Provided data:
________________________________________

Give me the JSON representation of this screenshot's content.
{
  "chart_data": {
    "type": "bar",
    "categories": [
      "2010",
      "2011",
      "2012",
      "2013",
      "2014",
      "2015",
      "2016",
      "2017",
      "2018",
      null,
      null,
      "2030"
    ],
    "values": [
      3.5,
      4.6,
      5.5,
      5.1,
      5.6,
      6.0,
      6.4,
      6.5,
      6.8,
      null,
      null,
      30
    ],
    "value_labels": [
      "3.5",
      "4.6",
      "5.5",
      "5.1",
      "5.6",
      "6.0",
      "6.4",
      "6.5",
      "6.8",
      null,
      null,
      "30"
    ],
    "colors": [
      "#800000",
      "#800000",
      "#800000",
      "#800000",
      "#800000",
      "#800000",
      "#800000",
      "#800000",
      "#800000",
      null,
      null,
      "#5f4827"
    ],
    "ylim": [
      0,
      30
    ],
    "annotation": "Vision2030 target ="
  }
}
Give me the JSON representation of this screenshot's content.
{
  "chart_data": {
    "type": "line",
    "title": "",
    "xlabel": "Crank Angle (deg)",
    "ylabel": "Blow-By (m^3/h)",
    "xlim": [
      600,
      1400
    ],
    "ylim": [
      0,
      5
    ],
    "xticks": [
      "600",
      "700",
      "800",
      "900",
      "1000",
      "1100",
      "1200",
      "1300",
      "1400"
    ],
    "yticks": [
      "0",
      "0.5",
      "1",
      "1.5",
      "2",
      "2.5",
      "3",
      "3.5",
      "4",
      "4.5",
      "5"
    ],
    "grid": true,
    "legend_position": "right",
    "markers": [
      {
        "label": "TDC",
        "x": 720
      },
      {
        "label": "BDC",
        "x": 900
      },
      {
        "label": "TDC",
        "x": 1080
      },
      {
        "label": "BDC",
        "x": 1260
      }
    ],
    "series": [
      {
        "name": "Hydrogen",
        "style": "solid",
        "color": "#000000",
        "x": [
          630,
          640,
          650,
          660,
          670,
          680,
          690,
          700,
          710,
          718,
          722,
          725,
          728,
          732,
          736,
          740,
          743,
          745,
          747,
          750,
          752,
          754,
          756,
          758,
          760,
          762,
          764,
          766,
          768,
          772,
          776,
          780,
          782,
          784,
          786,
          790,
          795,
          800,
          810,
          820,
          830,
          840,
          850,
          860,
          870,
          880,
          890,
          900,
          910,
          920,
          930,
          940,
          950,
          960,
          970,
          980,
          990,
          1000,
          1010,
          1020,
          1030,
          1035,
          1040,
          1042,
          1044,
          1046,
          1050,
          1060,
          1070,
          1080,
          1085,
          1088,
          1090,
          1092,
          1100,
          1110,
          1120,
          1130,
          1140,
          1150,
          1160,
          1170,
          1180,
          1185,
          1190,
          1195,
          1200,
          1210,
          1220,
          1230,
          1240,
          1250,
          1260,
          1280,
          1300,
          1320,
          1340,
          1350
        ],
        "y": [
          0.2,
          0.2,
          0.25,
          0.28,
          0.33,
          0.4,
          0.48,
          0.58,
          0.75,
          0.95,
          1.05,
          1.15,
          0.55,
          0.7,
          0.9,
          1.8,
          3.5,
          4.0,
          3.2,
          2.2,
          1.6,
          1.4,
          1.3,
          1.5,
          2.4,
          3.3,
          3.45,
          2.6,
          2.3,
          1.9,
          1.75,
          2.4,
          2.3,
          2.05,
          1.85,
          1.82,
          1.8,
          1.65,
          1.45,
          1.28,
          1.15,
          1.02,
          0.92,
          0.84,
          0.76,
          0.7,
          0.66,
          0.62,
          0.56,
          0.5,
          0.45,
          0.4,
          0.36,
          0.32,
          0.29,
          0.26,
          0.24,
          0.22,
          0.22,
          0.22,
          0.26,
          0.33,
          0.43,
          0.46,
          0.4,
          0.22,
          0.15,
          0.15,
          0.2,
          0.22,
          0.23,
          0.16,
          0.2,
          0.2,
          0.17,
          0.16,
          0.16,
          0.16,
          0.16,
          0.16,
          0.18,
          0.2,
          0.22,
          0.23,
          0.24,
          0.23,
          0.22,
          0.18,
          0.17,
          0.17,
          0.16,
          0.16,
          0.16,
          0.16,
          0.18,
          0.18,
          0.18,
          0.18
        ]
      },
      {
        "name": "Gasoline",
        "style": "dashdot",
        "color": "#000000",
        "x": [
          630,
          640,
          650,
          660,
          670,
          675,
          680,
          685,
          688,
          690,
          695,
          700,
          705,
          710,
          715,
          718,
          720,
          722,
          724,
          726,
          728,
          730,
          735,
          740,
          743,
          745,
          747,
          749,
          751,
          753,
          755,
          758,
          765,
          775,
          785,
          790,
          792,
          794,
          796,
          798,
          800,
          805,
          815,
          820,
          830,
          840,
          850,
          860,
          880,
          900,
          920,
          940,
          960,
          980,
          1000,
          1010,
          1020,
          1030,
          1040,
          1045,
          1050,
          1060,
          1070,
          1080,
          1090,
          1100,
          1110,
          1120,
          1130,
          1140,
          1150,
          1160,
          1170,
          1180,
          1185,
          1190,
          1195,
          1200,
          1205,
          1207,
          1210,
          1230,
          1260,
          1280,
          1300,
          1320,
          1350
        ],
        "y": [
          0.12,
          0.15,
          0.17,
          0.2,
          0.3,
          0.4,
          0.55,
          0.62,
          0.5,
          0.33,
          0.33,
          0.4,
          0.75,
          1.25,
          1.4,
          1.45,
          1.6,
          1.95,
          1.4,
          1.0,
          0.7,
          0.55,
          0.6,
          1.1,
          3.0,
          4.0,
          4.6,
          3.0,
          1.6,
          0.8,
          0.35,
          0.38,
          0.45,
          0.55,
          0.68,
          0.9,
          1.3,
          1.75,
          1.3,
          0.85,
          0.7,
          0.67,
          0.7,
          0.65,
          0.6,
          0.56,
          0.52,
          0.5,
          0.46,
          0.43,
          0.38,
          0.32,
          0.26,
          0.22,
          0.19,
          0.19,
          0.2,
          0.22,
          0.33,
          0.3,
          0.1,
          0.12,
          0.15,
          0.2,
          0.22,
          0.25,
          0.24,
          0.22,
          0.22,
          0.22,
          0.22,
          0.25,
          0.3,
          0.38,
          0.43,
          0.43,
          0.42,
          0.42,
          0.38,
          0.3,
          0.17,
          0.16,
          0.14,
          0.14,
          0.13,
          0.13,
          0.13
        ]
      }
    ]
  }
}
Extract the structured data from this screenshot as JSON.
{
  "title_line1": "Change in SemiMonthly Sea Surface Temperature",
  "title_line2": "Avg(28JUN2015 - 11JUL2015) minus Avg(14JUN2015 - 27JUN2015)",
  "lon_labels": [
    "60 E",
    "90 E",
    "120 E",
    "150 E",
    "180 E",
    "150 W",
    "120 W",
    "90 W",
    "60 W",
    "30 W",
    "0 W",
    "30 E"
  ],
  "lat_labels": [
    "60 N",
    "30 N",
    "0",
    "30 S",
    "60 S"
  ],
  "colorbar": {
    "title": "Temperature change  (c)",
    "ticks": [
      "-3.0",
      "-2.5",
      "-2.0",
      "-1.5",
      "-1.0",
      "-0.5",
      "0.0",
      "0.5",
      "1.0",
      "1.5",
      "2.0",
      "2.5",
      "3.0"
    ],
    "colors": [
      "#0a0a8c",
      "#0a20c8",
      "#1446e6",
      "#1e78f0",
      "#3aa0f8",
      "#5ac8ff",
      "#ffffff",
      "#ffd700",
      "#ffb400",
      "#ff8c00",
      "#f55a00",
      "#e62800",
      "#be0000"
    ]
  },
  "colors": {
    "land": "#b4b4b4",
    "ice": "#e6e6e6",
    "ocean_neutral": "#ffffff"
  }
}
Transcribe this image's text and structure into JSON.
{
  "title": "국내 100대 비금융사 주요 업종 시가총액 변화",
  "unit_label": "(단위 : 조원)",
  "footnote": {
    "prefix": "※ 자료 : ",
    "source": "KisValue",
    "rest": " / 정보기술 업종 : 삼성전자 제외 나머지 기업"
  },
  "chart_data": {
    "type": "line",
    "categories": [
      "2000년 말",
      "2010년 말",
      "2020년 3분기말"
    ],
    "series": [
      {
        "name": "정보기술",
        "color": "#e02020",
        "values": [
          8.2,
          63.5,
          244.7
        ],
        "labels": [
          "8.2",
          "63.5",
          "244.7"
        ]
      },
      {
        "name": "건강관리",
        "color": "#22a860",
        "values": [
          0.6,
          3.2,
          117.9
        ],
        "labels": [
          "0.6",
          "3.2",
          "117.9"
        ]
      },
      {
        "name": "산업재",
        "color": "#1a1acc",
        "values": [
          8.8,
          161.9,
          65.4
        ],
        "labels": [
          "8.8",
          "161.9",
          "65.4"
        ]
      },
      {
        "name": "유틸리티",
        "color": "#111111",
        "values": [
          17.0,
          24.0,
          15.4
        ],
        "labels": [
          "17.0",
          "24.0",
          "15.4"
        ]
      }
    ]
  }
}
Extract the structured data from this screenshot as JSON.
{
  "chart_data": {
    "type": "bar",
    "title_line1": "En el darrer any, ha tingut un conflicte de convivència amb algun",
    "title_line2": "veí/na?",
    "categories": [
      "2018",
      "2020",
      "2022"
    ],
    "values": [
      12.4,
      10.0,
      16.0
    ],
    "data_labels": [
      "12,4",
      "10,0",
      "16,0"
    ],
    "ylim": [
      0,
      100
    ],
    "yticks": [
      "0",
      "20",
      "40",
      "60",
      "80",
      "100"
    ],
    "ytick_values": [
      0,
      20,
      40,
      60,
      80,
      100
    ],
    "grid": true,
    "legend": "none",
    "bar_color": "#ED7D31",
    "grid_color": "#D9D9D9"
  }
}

________________________________________

Work to be completed: Pull every line containing the word "Temperature" out of the material and copy it.

Solution:
  "title_line1": "Change in SemiMonthly Sea Surface Temperature",
    "title": "Temperature change  (c)",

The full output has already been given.